** BEGIN Excerpted data **

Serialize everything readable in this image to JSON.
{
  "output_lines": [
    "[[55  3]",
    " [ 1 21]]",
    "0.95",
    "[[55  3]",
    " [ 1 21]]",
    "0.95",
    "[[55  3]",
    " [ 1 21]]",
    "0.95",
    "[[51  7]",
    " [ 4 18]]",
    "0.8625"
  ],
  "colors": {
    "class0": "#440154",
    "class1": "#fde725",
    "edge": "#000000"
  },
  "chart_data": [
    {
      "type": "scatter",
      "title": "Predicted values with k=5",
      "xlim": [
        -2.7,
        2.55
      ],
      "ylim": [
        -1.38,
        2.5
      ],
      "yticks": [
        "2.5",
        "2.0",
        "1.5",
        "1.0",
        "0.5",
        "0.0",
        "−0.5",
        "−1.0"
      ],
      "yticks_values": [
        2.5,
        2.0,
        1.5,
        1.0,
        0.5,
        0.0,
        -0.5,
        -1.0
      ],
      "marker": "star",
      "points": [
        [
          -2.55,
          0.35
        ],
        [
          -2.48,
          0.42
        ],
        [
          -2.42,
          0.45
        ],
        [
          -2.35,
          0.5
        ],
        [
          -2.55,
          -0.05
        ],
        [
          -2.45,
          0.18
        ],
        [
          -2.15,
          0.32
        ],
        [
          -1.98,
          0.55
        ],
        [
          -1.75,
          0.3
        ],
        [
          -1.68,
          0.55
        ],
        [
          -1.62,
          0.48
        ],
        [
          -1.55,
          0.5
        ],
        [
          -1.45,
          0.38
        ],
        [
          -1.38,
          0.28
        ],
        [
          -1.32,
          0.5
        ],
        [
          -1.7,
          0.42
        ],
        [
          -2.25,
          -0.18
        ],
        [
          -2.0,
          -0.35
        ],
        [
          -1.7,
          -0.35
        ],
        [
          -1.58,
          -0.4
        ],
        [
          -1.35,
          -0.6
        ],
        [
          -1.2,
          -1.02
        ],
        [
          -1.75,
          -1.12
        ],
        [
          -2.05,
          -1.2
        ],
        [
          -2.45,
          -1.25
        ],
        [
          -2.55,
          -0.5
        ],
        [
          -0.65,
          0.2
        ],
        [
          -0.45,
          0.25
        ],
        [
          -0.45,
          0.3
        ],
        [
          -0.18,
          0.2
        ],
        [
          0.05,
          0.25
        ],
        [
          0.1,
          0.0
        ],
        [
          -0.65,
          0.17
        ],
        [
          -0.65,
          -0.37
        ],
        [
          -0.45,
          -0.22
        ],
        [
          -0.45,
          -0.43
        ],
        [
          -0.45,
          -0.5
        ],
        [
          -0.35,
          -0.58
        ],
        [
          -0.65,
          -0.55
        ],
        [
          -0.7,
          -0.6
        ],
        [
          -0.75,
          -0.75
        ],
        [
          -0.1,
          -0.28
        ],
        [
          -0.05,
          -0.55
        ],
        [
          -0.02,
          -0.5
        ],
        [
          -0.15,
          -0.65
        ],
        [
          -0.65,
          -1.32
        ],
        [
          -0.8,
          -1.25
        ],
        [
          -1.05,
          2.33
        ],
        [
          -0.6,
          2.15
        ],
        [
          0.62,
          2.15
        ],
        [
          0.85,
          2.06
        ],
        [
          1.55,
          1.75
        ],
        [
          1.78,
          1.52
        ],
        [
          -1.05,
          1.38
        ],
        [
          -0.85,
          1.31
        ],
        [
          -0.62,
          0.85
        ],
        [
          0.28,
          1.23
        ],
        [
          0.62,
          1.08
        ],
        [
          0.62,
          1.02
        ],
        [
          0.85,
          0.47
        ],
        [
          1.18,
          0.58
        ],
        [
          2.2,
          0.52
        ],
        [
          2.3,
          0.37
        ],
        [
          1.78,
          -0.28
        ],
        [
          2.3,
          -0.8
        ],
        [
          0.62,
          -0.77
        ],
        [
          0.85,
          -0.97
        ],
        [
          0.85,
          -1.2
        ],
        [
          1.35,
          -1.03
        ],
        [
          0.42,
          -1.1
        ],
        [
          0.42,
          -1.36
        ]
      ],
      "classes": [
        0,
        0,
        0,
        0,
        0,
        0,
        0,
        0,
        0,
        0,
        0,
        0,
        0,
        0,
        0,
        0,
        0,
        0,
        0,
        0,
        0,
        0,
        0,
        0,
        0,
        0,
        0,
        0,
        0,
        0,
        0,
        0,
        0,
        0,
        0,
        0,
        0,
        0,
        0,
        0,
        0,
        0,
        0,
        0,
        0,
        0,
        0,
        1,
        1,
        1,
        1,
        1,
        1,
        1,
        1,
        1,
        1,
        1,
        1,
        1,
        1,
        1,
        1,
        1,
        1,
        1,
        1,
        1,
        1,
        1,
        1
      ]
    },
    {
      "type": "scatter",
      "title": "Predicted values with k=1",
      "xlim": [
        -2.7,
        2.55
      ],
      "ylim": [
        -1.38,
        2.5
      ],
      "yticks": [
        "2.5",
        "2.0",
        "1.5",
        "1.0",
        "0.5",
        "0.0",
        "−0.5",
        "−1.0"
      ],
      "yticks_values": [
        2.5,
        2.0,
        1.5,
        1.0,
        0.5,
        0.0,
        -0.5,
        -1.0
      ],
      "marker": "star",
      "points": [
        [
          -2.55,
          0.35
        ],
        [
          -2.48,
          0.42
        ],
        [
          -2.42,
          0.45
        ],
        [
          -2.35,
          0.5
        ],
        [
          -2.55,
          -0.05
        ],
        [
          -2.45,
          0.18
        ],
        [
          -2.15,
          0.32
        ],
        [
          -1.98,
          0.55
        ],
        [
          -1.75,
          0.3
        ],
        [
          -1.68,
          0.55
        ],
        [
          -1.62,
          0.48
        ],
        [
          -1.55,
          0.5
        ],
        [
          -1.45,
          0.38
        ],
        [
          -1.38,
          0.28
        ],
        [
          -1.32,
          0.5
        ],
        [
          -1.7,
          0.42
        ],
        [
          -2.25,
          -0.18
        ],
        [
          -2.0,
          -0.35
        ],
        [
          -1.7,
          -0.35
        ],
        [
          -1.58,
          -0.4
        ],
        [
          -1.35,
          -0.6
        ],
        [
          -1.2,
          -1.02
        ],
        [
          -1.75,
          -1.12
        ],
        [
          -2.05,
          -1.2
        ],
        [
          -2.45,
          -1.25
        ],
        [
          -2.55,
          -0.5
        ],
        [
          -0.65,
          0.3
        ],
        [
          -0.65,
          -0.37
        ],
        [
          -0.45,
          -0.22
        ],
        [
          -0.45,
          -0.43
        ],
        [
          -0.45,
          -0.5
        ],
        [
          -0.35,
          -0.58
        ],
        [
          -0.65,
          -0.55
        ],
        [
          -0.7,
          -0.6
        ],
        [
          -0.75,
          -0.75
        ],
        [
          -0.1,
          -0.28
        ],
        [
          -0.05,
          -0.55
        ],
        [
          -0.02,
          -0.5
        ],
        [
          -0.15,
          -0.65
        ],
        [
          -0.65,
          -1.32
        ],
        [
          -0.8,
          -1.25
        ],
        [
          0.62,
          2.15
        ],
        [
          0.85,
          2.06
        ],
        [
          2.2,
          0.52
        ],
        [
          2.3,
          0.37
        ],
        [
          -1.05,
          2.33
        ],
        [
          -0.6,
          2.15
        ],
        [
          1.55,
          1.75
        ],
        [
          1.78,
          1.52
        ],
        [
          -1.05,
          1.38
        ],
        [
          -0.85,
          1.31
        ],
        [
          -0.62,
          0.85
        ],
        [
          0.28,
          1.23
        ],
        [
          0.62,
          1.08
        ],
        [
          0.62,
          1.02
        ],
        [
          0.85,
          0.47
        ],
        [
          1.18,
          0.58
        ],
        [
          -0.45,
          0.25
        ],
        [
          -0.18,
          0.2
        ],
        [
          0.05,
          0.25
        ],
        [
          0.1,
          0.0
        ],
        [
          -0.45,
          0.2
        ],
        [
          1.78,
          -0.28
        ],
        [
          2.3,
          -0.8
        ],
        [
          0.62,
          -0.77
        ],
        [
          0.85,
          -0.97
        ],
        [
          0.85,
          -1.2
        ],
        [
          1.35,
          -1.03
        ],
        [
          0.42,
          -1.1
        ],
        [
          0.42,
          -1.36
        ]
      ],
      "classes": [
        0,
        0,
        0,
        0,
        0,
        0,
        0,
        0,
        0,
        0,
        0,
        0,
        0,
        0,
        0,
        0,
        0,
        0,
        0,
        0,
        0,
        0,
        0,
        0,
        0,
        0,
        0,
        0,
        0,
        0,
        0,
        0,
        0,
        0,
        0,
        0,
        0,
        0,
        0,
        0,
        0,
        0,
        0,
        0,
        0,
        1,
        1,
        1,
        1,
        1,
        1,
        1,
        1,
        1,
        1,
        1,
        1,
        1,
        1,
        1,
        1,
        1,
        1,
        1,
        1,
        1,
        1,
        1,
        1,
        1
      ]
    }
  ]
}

** END Excerpted data **

Work required —
Read the entries and select each line where the word "title" is found.

Worked answer —
      "title": "Predicted values with k=5",
      "title": "Predicted values with k=1",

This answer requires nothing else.